[Begin RECORDED INFORMATION]
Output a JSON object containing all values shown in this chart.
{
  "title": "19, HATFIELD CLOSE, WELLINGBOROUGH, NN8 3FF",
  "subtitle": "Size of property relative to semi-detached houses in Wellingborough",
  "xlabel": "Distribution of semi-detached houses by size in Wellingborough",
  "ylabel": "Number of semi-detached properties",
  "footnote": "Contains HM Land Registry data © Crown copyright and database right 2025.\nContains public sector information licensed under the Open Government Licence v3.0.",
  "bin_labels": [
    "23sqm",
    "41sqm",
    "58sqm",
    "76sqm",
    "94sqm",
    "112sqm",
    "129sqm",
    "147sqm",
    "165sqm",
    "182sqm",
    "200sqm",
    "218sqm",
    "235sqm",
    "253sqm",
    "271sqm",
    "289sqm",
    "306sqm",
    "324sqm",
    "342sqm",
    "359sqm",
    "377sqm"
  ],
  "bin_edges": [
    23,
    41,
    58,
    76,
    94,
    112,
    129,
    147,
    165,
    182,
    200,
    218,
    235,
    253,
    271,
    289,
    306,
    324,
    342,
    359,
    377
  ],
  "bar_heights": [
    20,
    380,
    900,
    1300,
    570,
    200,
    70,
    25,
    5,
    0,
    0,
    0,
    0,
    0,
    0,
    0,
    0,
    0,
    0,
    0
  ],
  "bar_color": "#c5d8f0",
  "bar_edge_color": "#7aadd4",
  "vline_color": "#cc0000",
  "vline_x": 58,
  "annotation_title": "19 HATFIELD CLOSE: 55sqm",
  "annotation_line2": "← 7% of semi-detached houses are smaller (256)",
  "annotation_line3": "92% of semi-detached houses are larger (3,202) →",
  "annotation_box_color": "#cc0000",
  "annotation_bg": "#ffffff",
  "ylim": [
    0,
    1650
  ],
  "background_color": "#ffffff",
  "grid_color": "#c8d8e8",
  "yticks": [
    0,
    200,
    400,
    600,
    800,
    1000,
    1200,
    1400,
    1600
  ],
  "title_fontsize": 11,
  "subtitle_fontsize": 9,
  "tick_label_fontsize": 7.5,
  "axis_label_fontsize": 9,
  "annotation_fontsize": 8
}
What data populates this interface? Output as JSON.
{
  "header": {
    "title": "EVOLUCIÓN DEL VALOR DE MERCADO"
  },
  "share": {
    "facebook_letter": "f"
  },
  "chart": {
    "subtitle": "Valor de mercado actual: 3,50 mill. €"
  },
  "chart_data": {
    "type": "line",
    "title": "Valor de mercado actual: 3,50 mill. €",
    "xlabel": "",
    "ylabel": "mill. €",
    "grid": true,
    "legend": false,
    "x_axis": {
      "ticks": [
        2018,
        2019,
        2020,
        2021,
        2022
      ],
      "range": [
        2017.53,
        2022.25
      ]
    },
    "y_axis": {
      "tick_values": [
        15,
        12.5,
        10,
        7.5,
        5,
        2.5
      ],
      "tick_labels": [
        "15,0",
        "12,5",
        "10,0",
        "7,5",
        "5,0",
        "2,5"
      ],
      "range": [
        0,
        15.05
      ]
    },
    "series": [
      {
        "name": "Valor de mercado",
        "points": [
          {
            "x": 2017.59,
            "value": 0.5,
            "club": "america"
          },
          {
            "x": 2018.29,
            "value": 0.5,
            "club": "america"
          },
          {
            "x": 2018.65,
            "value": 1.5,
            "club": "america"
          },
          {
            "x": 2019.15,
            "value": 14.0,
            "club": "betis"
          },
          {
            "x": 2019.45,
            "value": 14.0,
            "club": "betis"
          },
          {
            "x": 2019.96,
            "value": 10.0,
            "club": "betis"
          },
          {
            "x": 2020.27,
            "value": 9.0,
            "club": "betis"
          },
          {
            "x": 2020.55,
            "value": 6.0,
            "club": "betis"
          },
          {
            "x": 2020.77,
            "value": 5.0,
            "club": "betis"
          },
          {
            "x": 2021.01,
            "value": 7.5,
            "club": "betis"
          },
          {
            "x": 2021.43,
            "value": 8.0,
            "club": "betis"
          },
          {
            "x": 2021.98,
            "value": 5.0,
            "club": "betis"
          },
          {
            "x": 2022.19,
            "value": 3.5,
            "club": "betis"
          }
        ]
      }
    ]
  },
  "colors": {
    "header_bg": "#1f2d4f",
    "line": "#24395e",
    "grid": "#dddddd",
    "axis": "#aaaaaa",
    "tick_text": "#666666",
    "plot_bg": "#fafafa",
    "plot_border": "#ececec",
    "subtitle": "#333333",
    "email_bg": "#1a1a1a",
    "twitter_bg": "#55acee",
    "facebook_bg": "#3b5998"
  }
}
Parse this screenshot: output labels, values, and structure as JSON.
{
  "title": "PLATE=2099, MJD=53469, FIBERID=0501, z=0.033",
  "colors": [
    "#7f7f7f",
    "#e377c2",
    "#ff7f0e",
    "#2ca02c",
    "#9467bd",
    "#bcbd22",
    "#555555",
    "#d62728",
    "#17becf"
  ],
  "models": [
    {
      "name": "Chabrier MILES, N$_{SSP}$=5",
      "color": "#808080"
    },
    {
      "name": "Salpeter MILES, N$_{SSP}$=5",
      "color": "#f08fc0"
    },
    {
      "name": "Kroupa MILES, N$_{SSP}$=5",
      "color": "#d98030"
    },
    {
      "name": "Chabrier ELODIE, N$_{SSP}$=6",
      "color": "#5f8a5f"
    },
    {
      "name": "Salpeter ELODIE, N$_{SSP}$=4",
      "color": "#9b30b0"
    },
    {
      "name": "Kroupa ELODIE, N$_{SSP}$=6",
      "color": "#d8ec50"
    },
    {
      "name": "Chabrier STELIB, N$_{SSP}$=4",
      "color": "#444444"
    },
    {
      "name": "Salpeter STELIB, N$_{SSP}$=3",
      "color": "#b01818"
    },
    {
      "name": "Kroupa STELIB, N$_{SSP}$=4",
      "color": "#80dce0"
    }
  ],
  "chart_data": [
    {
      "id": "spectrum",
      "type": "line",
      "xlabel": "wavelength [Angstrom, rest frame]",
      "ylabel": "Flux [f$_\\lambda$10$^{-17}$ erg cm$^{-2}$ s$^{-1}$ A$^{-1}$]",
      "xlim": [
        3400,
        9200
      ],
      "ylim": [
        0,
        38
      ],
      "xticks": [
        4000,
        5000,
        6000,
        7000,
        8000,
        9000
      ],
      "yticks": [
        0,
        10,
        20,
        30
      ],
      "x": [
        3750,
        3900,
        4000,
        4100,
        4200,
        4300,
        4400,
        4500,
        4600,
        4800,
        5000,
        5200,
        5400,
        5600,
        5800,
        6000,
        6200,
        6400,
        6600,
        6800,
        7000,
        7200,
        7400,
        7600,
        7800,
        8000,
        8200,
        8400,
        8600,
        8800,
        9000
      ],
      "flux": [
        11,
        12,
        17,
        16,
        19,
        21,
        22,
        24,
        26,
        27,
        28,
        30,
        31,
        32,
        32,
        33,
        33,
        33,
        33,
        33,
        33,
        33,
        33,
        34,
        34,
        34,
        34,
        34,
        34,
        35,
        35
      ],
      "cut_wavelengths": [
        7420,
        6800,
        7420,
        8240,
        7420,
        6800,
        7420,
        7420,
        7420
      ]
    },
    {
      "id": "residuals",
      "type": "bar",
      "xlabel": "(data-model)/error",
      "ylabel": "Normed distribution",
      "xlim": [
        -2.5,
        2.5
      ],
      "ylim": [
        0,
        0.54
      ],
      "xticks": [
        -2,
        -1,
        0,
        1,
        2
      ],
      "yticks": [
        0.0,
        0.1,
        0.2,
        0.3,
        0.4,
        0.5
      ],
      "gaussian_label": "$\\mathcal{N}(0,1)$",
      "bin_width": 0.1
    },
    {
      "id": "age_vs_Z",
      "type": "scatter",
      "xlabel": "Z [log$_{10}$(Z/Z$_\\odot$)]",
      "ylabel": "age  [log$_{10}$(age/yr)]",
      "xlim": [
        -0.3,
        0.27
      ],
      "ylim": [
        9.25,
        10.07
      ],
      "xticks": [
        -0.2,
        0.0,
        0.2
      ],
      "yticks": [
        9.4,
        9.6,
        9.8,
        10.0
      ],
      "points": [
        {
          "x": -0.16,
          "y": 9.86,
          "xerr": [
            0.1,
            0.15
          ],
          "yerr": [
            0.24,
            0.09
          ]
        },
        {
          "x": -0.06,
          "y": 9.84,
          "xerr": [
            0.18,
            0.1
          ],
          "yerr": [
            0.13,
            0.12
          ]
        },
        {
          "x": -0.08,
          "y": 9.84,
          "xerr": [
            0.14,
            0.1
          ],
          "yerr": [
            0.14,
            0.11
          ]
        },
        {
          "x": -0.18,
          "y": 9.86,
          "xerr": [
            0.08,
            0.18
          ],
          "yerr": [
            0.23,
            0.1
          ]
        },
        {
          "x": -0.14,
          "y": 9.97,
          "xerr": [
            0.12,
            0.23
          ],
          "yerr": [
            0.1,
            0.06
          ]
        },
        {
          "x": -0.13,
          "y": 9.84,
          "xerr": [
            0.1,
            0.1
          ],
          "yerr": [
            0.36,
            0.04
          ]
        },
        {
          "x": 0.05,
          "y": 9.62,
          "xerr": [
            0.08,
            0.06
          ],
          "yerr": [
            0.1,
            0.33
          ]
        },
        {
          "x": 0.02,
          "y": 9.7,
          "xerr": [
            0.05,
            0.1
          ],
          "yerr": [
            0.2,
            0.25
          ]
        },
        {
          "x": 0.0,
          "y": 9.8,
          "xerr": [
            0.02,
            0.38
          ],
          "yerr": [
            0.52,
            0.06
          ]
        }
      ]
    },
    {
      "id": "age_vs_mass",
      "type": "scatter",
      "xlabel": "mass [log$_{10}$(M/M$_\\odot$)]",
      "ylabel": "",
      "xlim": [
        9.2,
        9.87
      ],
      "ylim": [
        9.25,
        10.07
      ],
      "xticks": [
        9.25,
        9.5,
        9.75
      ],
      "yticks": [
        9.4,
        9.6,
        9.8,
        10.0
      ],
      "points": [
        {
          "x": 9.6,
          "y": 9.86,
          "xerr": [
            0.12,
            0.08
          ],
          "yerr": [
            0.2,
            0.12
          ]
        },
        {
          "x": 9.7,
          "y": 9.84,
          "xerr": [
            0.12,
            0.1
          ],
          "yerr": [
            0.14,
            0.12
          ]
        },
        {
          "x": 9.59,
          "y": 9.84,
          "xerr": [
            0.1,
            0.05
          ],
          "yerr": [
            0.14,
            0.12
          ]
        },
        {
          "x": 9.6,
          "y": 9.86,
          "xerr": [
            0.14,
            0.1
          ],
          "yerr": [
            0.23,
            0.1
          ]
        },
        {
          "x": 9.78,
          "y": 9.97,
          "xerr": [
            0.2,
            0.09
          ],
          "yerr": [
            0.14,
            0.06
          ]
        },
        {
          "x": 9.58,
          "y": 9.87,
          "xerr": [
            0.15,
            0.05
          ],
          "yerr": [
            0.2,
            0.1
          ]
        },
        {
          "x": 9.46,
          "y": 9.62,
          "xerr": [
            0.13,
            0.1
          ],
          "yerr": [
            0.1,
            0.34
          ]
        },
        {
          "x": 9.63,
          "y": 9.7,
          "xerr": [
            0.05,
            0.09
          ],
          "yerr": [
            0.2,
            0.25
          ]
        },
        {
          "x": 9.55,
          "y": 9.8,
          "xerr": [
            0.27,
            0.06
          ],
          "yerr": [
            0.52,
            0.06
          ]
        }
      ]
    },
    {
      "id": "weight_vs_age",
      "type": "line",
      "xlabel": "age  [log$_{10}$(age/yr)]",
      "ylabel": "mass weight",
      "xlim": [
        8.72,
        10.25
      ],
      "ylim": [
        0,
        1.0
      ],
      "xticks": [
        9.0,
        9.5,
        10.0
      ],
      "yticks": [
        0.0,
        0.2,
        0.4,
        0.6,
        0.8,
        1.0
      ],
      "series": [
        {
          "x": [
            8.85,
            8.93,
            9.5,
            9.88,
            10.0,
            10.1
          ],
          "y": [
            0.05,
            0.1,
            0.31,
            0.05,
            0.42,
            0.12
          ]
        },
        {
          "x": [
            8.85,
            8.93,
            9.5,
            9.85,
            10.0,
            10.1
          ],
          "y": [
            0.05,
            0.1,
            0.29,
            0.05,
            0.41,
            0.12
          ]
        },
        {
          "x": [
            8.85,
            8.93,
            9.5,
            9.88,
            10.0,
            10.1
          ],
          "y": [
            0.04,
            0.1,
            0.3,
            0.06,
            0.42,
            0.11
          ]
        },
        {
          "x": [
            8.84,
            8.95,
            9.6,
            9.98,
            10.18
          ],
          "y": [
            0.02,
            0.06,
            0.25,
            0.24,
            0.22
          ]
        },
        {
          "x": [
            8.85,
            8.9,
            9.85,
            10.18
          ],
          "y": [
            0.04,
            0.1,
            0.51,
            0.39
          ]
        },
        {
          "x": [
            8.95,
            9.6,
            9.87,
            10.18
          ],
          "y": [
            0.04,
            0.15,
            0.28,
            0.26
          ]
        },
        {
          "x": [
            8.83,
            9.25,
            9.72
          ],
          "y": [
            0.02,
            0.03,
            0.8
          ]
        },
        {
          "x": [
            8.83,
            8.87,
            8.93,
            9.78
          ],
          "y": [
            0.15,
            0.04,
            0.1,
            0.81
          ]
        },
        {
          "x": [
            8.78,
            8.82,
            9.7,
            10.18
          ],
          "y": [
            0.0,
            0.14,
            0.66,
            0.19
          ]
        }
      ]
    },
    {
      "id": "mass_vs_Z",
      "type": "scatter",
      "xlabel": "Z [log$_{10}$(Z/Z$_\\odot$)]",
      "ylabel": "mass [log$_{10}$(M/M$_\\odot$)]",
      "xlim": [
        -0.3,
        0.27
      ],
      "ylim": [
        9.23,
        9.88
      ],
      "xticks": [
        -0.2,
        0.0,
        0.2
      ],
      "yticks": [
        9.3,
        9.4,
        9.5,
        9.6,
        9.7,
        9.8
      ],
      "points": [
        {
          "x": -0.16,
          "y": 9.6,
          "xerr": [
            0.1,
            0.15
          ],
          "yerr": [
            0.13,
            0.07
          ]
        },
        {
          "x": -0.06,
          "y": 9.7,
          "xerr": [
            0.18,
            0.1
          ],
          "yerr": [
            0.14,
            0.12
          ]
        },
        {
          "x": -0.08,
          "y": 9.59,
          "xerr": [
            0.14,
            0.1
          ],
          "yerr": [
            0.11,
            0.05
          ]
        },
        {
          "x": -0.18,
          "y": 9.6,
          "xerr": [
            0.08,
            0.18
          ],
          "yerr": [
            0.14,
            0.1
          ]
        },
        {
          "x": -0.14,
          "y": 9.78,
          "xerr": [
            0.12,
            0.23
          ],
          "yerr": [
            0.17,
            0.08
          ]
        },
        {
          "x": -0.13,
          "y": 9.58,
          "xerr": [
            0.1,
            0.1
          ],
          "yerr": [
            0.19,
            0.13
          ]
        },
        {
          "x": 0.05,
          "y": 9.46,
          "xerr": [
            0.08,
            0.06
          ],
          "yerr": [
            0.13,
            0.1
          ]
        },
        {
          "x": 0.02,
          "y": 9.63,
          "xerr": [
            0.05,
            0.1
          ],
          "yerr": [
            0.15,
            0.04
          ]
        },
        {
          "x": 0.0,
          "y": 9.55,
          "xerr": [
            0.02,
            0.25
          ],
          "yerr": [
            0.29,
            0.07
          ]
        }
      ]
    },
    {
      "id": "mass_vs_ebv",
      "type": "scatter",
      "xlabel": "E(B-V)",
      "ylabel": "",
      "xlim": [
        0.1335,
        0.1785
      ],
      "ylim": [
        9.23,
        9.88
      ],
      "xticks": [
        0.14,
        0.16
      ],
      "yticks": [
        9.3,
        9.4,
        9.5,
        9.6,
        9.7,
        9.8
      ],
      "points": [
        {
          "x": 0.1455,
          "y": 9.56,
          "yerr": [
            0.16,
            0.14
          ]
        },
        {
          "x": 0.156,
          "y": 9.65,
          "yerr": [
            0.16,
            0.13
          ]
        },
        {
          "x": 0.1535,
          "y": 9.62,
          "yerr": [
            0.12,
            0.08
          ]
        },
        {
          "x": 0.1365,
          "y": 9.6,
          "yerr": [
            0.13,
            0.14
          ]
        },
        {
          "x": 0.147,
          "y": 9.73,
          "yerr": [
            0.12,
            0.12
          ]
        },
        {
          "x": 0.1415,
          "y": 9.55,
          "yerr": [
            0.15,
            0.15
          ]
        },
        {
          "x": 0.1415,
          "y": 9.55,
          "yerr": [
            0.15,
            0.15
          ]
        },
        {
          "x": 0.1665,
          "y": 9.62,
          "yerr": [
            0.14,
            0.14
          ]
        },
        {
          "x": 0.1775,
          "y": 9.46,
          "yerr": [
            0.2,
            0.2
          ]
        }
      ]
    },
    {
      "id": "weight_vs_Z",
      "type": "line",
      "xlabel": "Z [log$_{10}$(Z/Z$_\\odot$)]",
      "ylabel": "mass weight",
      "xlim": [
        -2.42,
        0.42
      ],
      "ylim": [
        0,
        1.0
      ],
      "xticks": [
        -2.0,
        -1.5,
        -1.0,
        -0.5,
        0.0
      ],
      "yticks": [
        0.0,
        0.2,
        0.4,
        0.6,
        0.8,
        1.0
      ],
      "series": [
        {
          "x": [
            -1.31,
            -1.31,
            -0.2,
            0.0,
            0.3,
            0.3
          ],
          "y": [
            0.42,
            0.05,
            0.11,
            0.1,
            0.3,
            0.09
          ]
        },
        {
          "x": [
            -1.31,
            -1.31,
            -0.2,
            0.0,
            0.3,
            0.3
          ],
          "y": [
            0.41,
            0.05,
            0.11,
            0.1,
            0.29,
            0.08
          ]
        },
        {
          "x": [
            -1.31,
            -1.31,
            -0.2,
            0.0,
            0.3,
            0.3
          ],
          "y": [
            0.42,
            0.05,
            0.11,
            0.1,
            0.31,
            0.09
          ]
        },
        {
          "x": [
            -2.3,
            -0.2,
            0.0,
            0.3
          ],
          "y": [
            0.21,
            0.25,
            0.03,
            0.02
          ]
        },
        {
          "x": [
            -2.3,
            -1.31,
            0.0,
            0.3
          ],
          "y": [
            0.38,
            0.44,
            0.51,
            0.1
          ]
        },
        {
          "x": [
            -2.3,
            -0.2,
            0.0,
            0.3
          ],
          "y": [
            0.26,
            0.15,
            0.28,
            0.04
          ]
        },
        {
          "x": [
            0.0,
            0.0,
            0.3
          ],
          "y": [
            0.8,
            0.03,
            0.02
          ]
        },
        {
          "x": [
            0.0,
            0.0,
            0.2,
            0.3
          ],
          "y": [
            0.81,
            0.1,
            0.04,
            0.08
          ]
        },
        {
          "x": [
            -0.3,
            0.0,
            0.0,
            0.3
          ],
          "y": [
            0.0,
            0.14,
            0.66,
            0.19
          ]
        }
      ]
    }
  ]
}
[End RECORDED INFORMATION]
### WHAT THE EXERCISE ASKS
Return only those lines of the records that contain the string "mill".

### FINAL RESULT
    "subtitle": "Valor de mercado actual: 3,50 mill. €"
    "title": "Valor de mercado actual: 3,50 mill. €",
    "ylabel": "mill. €",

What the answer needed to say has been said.